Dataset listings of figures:

###

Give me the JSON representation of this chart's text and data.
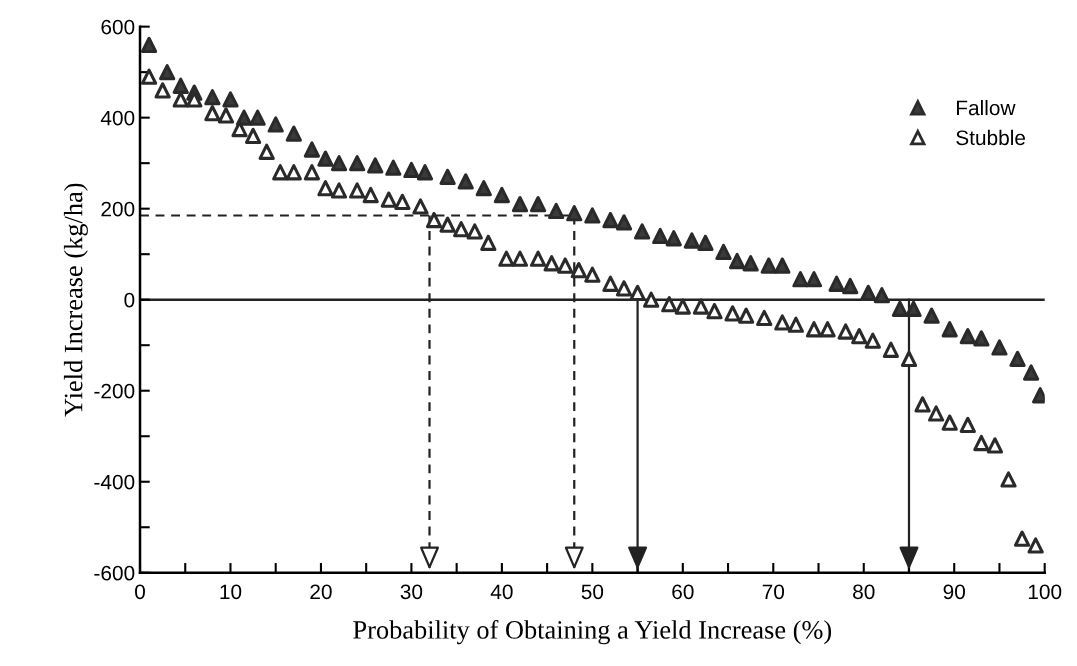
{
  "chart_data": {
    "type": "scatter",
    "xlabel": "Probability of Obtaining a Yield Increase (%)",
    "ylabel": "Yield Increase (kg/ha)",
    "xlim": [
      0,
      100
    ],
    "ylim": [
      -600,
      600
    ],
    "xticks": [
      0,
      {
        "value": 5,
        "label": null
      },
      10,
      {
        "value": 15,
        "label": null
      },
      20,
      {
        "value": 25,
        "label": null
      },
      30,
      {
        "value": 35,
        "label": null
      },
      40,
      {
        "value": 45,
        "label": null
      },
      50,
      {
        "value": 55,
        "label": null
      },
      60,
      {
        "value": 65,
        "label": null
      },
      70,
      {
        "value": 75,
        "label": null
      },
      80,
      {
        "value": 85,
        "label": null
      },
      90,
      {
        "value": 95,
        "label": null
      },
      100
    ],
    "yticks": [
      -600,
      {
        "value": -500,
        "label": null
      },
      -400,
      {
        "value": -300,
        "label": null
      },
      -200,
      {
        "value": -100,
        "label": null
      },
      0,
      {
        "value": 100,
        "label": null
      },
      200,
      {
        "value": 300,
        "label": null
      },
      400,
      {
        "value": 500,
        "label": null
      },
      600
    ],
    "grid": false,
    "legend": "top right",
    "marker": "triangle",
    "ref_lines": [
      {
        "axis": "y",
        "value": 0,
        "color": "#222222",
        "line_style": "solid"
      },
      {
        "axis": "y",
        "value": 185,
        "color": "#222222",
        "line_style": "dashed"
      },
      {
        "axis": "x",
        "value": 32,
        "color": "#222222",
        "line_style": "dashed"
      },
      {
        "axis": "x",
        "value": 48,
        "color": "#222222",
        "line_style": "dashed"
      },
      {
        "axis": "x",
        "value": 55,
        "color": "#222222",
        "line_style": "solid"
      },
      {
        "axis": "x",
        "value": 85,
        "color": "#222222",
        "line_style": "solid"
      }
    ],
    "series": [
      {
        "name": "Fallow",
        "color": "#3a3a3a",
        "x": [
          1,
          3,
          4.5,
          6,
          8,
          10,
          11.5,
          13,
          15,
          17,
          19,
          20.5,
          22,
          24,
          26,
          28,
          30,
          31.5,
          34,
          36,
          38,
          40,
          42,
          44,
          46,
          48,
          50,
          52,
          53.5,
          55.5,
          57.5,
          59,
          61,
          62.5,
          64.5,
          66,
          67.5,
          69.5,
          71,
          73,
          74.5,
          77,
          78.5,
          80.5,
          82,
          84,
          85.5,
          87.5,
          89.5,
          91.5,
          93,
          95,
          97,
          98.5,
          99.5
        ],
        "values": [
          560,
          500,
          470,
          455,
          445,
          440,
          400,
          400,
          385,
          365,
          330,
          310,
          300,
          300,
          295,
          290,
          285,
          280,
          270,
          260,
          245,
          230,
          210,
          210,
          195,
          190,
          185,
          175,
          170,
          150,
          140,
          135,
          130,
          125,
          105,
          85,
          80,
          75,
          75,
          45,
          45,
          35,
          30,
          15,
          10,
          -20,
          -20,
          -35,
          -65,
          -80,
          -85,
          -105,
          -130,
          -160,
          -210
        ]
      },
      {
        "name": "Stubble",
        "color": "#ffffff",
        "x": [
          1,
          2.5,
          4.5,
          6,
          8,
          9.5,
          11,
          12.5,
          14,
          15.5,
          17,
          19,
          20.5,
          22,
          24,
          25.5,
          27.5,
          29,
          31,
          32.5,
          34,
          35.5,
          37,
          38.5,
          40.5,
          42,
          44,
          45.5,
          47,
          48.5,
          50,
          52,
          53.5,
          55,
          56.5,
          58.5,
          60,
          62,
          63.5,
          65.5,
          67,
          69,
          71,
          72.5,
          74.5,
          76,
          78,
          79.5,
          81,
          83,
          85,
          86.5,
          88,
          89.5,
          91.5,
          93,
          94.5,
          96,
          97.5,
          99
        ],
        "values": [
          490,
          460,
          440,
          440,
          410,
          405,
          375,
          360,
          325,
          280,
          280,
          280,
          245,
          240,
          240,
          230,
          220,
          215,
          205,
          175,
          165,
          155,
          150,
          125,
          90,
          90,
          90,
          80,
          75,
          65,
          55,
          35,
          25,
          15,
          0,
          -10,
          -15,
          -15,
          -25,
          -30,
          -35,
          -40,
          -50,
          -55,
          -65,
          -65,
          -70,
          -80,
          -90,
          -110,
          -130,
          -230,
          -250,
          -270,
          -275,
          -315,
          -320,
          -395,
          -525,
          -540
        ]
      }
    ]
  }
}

###

Challenge: Which lines include the word "Yield"? List them all.

Output below:
    "xlabel": "Probability of Obtaining a Yield Increase (%)",
    "ylabel": "Yield Increase (kg/ha)",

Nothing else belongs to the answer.